Your objective | Select every line holding the word "JSON" and copy it.

Records |
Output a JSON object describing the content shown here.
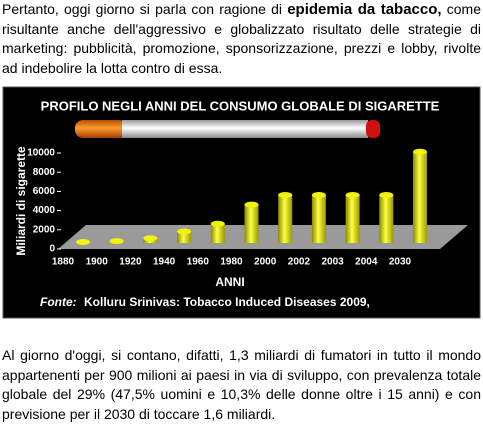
{
  "intro": {
    "text_start": "Pertanto, oggi giorno si parla con ragione di ",
    "emphasis": "epidemia da tabacco,",
    "text_end": " come risultante anche dell'aggressivo e globalizzato risultato delle strategie di marketing: pubblicità, promozione, sponsorizzazione, prezzi e lobby, rivolte ad indebolire la lotta contro di essa."
  },
  "chart_data": {
    "type": "bar",
    "title": "PROFILO NEGLI ANNI DEL CONSUMO GLOBALE DI SIGARETTE",
    "y_label": "Miliardi di sigarette",
    "x_label": "ANNI",
    "source_label": "Fonte:",
    "source_text": "Kolluru Srinivas: Tobacco Induced Diseases 2009,",
    "categories": [
      "1880",
      "1900",
      "1920",
      "1940",
      "1960",
      "1980",
      "2000",
      "2002",
      "2003",
      "2004",
      "2030"
    ],
    "values": [
      100,
      200,
      500,
      1200,
      2000,
      4000,
      5000,
      5000,
      5000,
      5000,
      9500
    ],
    "color": "#f2f20a",
    "ylim": [
      0,
      10000
    ],
    "yticks": [
      0,
      2000,
      4000,
      6000,
      8000,
      10000
    ]
  },
  "closing": "Al giorno d'oggi, si contano, difatti, 1,3 miliardi di fumatori in tutto il mondo appartenenti per 900 milioni ai paesi in via di sviluppo, con prevalenza totale globale del 29% (47,5% uomini e 10,3% delle donne oltre i 15 anni) e con previsione per il 2030 di toccare 1,6 miliardi."
}
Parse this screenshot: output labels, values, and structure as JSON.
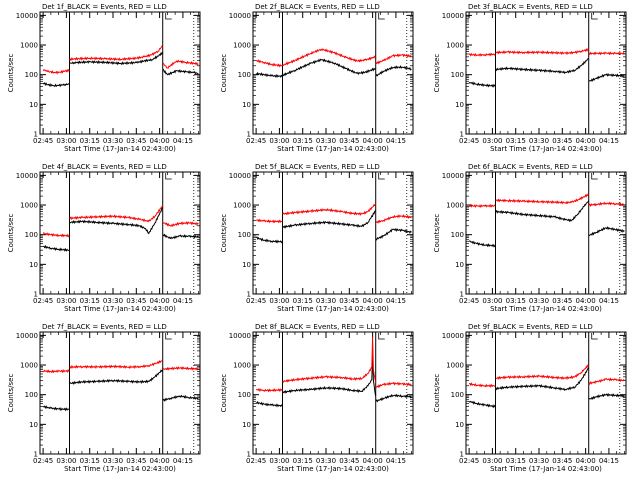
{
  "figure": {
    "background": "#ffffff",
    "event_color": "#000000",
    "lld_color": "#ff0000",
    "axis_color": "#000000"
  },
  "shared_axes": {
    "ylabel": "Counts/sec",
    "xlabel": "Start Time (17-Jan-14 02:43:00)",
    "x_tick_labels": [
      "02:45",
      "03:00",
      "03:15",
      "03:30",
      "03:45",
      "04:00",
      "04:15"
    ],
    "y_tick_labels": [
      "1",
      "10",
      "100",
      "1000",
      "10000"
    ],
    "xlim_minutes_from_start": [
      -2,
      101
    ],
    "ylim": [
      1,
      13000
    ],
    "yscale": "log"
  },
  "chart_data": [
    {
      "type": "line",
      "title": "Det 1f_BLACK = Events, RED = LLD",
      "gaps_at_minutes": [
        17,
        77
      ],
      "dotted_line_at_minute": 97,
      "series": [
        {
          "name": "Events",
          "color": "black",
          "x": [
            0,
            3,
            7,
            10,
            14,
            16.9,
            17.1,
            20,
            30,
            40,
            50,
            60,
            65,
            70,
            74,
            76.9,
            77.1,
            80,
            86,
            92,
            97,
            100
          ],
          "y": [
            52,
            46,
            43,
            43,
            47,
            48,
            240,
            255,
            270,
            260,
            240,
            255,
            290,
            320,
            420,
            560,
            150,
            100,
            135,
            125,
            118,
            110
          ]
        },
        {
          "name": "LLD",
          "color": "red",
          "x": [
            0,
            3,
            7,
            10,
            14,
            16.9,
            17.1,
            20,
            30,
            40,
            50,
            60,
            65,
            70,
            74,
            76.9,
            77.1,
            80,
            86,
            92,
            97,
            100
          ],
          "y": [
            150,
            128,
            120,
            118,
            132,
            140,
            330,
            340,
            360,
            345,
            330,
            360,
            400,
            470,
            620,
            950,
            240,
            170,
            290,
            260,
            240,
            230
          ]
        }
      ]
    },
    {
      "type": "line",
      "title": "Det 2f_BLACK = Events, RED = LLD",
      "gaps_at_minutes": [
        17,
        77
      ],
      "dotted_line_at_minute": 97,
      "series": [
        {
          "name": "Events",
          "color": "black",
          "x": [
            0,
            5,
            10,
            16.9,
            17.1,
            25,
            35,
            42,
            50,
            58,
            65,
            70,
            76.9,
            77.1,
            82,
            88,
            94,
            100
          ],
          "y": [
            110,
            100,
            92,
            88,
            95,
            140,
            240,
            320,
            250,
            160,
            110,
            120,
            160,
            90,
            130,
            175,
            180,
            155
          ]
        },
        {
          "name": "LLD",
          "color": "red",
          "x": [
            0,
            5,
            10,
            16.9,
            17.1,
            25,
            35,
            42,
            50,
            58,
            65,
            70,
            76.9,
            77.1,
            82,
            88,
            94,
            100
          ],
          "y": [
            300,
            260,
            220,
            200,
            210,
            300,
            520,
            720,
            560,
            380,
            290,
            310,
            400,
            240,
            300,
            430,
            460,
            420
          ]
        }
      ]
    },
    {
      "type": "line",
      "title": "Det 3f_BLACK = Events, RED = LLD",
      "gaps_at_minutes": [
        17,
        77
      ],
      "dotted_line_at_minute": 97,
      "series": [
        {
          "name": "Events",
          "color": "black",
          "x": [
            0,
            5,
            10,
            16.9,
            17.1,
            25,
            35,
            45,
            55,
            62,
            68,
            72,
            76.9,
            77.1,
            82,
            88,
            94,
            100
          ],
          "y": [
            55,
            48,
            44,
            42,
            150,
            165,
            150,
            140,
            130,
            120,
            140,
            200,
            350,
            60,
            75,
            100,
            95,
            90
          ]
        },
        {
          "name": "LLD",
          "color": "red",
          "x": [
            0,
            5,
            10,
            16.9,
            17.1,
            25,
            35,
            45,
            55,
            62,
            68,
            72,
            76.9,
            77.1,
            82,
            88,
            94,
            100
          ],
          "y": [
            480,
            460,
            470,
            490,
            560,
            580,
            560,
            570,
            550,
            530,
            560,
            620,
            700,
            520,
            520,
            530,
            520,
            520
          ]
        }
      ]
    },
    {
      "type": "line",
      "title": "Det 4f_BLACK = Events, RED = LLD",
      "gaps_at_minutes": [
        17,
        77
      ],
      "dotted_line_at_minute": 97,
      "series": [
        {
          "name": "Events",
          "color": "black",
          "x": [
            0,
            5,
            10,
            16.9,
            17.1,
            25,
            35,
            45,
            55,
            62,
            66,
            68,
            72,
            76.9,
            77.1,
            82,
            88,
            94,
            100
          ],
          "y": [
            40,
            35,
            32,
            30,
            260,
            280,
            260,
            240,
            220,
            200,
            160,
            110,
            250,
            800,
            100,
            75,
            90,
            88,
            85
          ]
        },
        {
          "name": "LLD",
          "color": "red",
          "x": [
            0,
            5,
            10,
            16.9,
            17.1,
            25,
            35,
            45,
            55,
            62,
            66,
            68,
            72,
            76.9,
            77.1,
            82,
            88,
            94,
            100
          ],
          "y": [
            110,
            100,
            95,
            92,
            360,
            380,
            400,
            420,
            380,
            330,
            300,
            280,
            420,
            950,
            260,
            200,
            240,
            250,
            230
          ]
        }
      ]
    },
    {
      "type": "line",
      "title": "Det 5f_BLACK = Events, RED = LLD",
      "gaps_at_minutes": [
        17,
        77
      ],
      "dotted_line_at_minute": 97,
      "series": [
        {
          "name": "Events",
          "color": "black",
          "x": [
            0,
            5,
            10,
            16.9,
            17.1,
            25,
            35,
            45,
            55,
            62,
            68,
            72,
            76.9,
            77.1,
            82,
            88,
            94,
            100
          ],
          "y": [
            80,
            65,
            60,
            58,
            180,
            210,
            240,
            260,
            230,
            210,
            190,
            260,
            650,
            70,
            90,
            150,
            140,
            120
          ]
        },
        {
          "name": "LLD",
          "color": "red",
          "x": [
            0,
            5,
            10,
            16.9,
            17.1,
            25,
            35,
            45,
            55,
            62,
            68,
            72,
            76.9,
            77.1,
            82,
            88,
            94,
            100
          ],
          "y": [
            310,
            290,
            280,
            280,
            500,
            560,
            620,
            700,
            600,
            520,
            500,
            600,
            1100,
            260,
            300,
            400,
            430,
            380
          ]
        }
      ]
    },
    {
      "type": "line",
      "title": "Det 6f_BLACK = Events, RED = LLD",
      "gaps_at_minutes": [
        17,
        77
      ],
      "dotted_line_at_minute": 97,
      "series": [
        {
          "name": "Events",
          "color": "black",
          "x": [
            0,
            5,
            10,
            16.9,
            17.1,
            25,
            35,
            45,
            55,
            62,
            66,
            70,
            74,
            76.9,
            77.1,
            82,
            88,
            94,
            100
          ],
          "y": [
            60,
            50,
            45,
            42,
            600,
            560,
            480,
            440,
            400,
            320,
            300,
            500,
            900,
            1400,
            95,
            120,
            170,
            150,
            130
          ]
        },
        {
          "name": "LLD",
          "color": "red",
          "x": [
            0,
            5,
            10,
            16.9,
            17.1,
            25,
            35,
            45,
            55,
            62,
            66,
            70,
            74,
            76.9,
            77.1,
            82,
            88,
            94,
            100
          ],
          "y": [
            950,
            920,
            930,
            940,
            1450,
            1400,
            1350,
            1300,
            1250,
            1200,
            1250,
            1500,
            1900,
            2300,
            1000,
            1050,
            1150,
            1100,
            1050
          ]
        }
      ]
    },
    {
      "type": "line",
      "title": "Det 7f_BLACK = Events, RED = LLD",
      "gaps_at_minutes": [
        17,
        77
      ],
      "dotted_line_at_minute": 97,
      "series": [
        {
          "name": "Events",
          "color": "black",
          "x": [
            0,
            5,
            10,
            16.9,
            17.1,
            25,
            35,
            45,
            55,
            62,
            68,
            72,
            76.9,
            77.1,
            82,
            88,
            94,
            100
          ],
          "y": [
            40,
            35,
            33,
            32,
            240,
            270,
            280,
            300,
            280,
            270,
            280,
            400,
            700,
            65,
            75,
            90,
            80,
            75
          ]
        },
        {
          "name": "LLD",
          "color": "red",
          "x": [
            0,
            5,
            10,
            16.9,
            17.1,
            25,
            35,
            45,
            55,
            62,
            68,
            72,
            76.9,
            77.1,
            82,
            88,
            94,
            100
          ],
          "y": [
            640,
            600,
            620,
            630,
            850,
            880,
            860,
            900,
            850,
            880,
            950,
            1100,
            1400,
            720,
            760,
            800,
            760,
            740
          ]
        }
      ]
    },
    {
      "type": "line",
      "title": "Det 8f_BLACK = Events, RED = LLD",
      "gaps_at_minutes": [
        17,
        77
      ],
      "dotted_line_at_minute": 97,
      "series": [
        {
          "name": "Events",
          "color": "black",
          "x": [
            0,
            5,
            10,
            16.9,
            17.1,
            25,
            35,
            45,
            55,
            62,
            68,
            72,
            74.5,
            75,
            75.5,
            76.9,
            77.1,
            82,
            88,
            94,
            100
          ],
          "y": [
            55,
            48,
            45,
            42,
            120,
            140,
            150,
            170,
            160,
            140,
            130,
            200,
            320,
            2200,
            300,
            90,
            60,
            75,
            95,
            90,
            85
          ]
        },
        {
          "name": "LLD",
          "color": "red",
          "x": [
            0,
            5,
            10,
            16.9,
            17.1,
            25,
            35,
            45,
            55,
            62,
            68,
            72,
            74.5,
            75,
            75.5,
            76.9,
            77.1,
            82,
            88,
            94,
            100
          ],
          "y": [
            150,
            140,
            140,
            145,
            280,
            320,
            360,
            400,
            380,
            340,
            350,
            520,
            850,
            9000,
            700,
            260,
            180,
            220,
            240,
            230,
            220
          ]
        }
      ]
    },
    {
      "type": "line",
      "title": "Det 9f_BLACK = Events, RED = LLD",
      "gaps_at_minutes": [
        17,
        77
      ],
      "dotted_line_at_minute": 97,
      "series": [
        {
          "name": "Events",
          "color": "black",
          "x": [
            0,
            5,
            10,
            16.9,
            17.1,
            25,
            35,
            45,
            55,
            62,
            68,
            72,
            76.9,
            77.1,
            82,
            88,
            94,
            100
          ],
          "y": [
            60,
            50,
            45,
            40,
            160,
            180,
            190,
            200,
            170,
            150,
            180,
            300,
            800,
            70,
            85,
            100,
            95,
            90
          ]
        },
        {
          "name": "LLD",
          "color": "red",
          "x": [
            0,
            5,
            10,
            16.9,
            17.1,
            25,
            35,
            45,
            55,
            62,
            68,
            72,
            76.9,
            77.1,
            82,
            88,
            94,
            100
          ],
          "y": [
            230,
            210,
            200,
            200,
            360,
            390,
            400,
            420,
            380,
            360,
            400,
            550,
            1000,
            240,
            270,
            330,
            320,
            300
          ]
        }
      ]
    }
  ]
}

Response to the task |
Output a JSON object describing the content shown here.
Parse this screenshot: output labels, values, and structure as JSON.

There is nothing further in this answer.